**Exercises to complete**
**1.** Write out everything in the review from "It's clearly by" down to "the siblings do).", copied word for word.
**2.** Pull out everything in the listing from its first line down to the line containing "152, 116, 167]", both included, and reproduce those lines without any change.

**Document**
It's clearly by someone who, like me, is enchanted with Roger Zelazny's Amber - perhaps too much so, because it reads at times like Amber pastiche. Like me, the author appears to be bothered by the fact that the female family members in Amber tend to be cyphers, and that nobody ever cares about mothers (while absent fathers are a point of obsession, as in Zelazny's work generally). She also seems to have wondered, "What if the family weren't at each other's throats?" (Which, later on in the Amber books, they're not, but here they get on well from the start - except that Alexander and Gwydion don't, really, despite Gwydion saying that all the siblings do).

The other factors that bother me about Amber - that these are more-than-usually-entitled elitists, that they smoke all the time and drink too much, that their intimate relationships are mostly casual and don't value their partners as people - apparently do not bother this author, because all of those features are here. The drinking and casual relationships feature much more prominently, in fact, and the latter is featured as a point of pride.

**Dataset excerpts**
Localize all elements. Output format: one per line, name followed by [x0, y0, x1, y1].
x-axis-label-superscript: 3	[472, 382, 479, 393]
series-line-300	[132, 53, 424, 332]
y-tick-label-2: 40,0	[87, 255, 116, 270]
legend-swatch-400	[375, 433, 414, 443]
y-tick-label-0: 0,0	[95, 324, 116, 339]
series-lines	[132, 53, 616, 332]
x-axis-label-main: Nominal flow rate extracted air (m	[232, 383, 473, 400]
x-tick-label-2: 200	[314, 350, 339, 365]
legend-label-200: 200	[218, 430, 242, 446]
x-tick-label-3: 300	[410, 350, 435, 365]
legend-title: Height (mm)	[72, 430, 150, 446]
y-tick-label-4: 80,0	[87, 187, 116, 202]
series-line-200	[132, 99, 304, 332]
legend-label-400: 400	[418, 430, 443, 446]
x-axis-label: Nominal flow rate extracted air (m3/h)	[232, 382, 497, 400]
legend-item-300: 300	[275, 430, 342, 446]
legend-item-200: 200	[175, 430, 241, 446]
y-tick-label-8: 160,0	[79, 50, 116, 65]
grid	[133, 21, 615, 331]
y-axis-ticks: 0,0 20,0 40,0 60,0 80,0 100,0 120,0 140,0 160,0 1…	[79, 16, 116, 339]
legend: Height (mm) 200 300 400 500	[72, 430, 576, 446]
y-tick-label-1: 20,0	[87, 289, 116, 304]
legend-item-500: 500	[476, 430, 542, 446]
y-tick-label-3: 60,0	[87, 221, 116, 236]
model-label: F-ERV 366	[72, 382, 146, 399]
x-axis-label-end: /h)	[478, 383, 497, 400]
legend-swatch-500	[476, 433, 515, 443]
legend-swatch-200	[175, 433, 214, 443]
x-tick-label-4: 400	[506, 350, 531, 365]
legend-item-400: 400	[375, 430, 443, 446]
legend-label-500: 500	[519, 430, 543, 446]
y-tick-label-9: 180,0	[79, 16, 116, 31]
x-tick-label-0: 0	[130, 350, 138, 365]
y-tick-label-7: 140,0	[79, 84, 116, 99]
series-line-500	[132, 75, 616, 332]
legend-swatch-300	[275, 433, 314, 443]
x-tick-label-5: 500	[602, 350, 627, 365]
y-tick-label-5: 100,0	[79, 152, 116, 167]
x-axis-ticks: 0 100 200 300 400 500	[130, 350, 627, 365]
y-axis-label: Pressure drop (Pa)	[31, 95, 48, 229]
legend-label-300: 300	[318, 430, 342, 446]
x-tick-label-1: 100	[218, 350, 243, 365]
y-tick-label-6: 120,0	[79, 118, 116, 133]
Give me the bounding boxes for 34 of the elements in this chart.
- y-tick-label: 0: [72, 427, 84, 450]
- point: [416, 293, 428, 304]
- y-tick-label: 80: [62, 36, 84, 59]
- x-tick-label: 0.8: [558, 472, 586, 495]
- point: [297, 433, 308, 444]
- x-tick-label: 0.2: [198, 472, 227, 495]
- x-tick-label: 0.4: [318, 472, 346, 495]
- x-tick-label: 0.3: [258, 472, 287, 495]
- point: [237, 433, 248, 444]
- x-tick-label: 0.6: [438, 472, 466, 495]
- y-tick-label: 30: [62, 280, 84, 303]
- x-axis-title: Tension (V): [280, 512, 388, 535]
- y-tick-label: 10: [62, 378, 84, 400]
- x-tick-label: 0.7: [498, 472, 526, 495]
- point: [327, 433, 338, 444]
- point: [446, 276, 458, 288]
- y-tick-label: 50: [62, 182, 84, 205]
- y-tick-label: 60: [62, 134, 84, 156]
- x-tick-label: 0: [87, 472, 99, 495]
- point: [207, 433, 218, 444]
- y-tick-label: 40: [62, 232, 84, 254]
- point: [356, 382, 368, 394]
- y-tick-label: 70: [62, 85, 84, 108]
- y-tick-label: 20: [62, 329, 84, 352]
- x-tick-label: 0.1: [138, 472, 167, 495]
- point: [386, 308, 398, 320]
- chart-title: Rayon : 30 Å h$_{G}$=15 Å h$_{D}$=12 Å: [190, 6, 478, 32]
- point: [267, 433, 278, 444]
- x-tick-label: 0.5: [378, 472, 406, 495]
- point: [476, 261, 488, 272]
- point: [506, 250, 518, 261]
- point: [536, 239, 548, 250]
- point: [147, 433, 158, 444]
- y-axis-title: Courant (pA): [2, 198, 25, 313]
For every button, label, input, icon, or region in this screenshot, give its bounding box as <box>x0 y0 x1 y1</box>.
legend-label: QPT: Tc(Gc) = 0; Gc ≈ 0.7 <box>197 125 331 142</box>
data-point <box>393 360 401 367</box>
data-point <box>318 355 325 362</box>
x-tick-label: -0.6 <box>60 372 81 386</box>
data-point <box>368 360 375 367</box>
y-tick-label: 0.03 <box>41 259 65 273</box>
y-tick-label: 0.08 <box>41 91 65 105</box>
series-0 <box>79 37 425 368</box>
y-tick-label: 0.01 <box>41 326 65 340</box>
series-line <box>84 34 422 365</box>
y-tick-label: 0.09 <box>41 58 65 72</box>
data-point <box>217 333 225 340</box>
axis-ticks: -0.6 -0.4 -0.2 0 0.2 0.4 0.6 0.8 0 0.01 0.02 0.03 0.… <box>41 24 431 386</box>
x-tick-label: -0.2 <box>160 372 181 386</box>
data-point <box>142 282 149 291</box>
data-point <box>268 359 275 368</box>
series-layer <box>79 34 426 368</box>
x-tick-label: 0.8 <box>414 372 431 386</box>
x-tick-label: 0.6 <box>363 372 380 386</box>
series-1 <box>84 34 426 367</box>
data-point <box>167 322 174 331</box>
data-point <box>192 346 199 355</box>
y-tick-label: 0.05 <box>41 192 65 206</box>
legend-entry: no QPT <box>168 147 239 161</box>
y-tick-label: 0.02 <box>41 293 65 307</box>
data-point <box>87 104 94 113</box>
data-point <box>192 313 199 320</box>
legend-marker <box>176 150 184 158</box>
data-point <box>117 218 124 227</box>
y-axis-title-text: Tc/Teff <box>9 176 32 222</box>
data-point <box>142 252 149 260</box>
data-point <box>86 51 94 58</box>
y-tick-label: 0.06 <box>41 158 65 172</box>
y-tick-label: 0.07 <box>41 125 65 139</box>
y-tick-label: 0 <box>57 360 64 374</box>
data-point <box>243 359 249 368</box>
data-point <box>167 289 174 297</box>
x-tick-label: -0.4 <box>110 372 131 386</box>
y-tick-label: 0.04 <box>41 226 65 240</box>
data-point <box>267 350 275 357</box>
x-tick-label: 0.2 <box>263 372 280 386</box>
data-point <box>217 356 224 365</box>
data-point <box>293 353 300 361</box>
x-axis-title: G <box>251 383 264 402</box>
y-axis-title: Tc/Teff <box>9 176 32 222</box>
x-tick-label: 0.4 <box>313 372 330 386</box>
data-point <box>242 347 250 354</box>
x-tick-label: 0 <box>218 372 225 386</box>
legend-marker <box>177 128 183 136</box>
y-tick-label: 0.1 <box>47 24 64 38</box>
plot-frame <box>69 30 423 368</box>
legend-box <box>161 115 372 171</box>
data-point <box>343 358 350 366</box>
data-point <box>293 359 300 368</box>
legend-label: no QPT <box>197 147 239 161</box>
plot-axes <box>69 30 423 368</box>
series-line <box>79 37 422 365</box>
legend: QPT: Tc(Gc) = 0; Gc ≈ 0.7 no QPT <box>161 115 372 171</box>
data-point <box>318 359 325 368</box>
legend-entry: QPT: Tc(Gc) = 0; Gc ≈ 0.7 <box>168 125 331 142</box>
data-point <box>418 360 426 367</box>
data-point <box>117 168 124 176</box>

**Answers for this exercise**
**1.**
It's clearly by someone who, like me, is enchanted with Roger Zelazny's Amber - perhaps too much so, because it reads at times like Amber pastiche. Like me, the author appears to be bothered by the fact that the female family members in Amber tend to be cyphers, and that nobody ever cares about mothers (while absent fathers are a point of obsession, as in Zelazny's work generally). She also seems to have wondered, "What if the family weren't at each other's throats?" (Which, later on in the Amber books, they're not, but here they get on well from the start - except that Alexander and Gwydion don't, really, despite Gwydion saying that all the siblings do).

**2.**
Localize all elements. Output format: one per line, name followed by [x0, y0, x1, y1].
x-axis-label-superscript: 3	[472, 382, 479, 393]
series-line-300	[132, 53, 424, 332]
y-tick-label-2: 40,0	[87, 255, 116, 270]
legend-swatch-400	[375, 433, 414, 443]
y-tick-label-0: 0,0	[95, 324, 116, 339]
series-lines	[132, 53, 616, 332]
x-axis-label-main: Nominal flow rate extracted air (m	[232, 383, 473, 400]
x-tick-label-2: 200	[314, 350, 339, 365]
legend-label-200: 200	[218, 430, 242, 446]
x-tick-label-3: 300	[410, 350, 435, 365]
legend-title: Height (mm)	[72, 430, 150, 446]
y-tick-label-4: 80,0	[87, 187, 116, 202]
series-line-200	[132, 99, 304, 332]
legend-label-400: 400	[418, 430, 443, 446]
x-axis-label: Nominal flow rate extracted air (m3/h)	[232, 382, 497, 400]
legend-item-300: 300	[275, 430, 342, 446]
legend-item-200: 200	[175, 430, 241, 446]
y-tick-label-8: 160,0	[79, 50, 116, 65]
grid	[133, 21, 615, 331]
y-axis-ticks: 0,0 20,0 40,0 60,0 80,0 100,0 120,0 140,0 160,0 1…	[79, 16, 116, 339]
legend: Height (mm) 200 300 400 500	[72, 430, 576, 446]
y-tick-label-1: 20,0	[87, 289, 116, 304]
legend-item-500: 500	[476, 430, 542, 446]
y-tick-label-3: 60,0	[87, 221, 116, 236]
model-label: F-ERV 366	[72, 382, 146, 399]
x-axis-label-end: /h)	[478, 383, 497, 400]
legend-swatch-500	[476, 433, 515, 443]
legend-swatch-200	[175, 433, 214, 443]
x-tick-label-4: 400	[506, 350, 531, 365]
legend-item-400: 400	[375, 430, 443, 446]
legend-label-500: 500	[519, 430, 543, 446]
y-tick-label-9: 180,0	[79, 16, 116, 31]
x-tick-label-0: 0	[130, 350, 138, 365]
y-tick-label-7: 140,0	[79, 84, 116, 99]
series-line-500	[132, 75, 616, 332]
legend-swatch-300	[275, 433, 314, 443]
x-tick-label-5: 500	[602, 350, 627, 365]
y-tick-label-5: 100,0	[79, 152, 116, 167]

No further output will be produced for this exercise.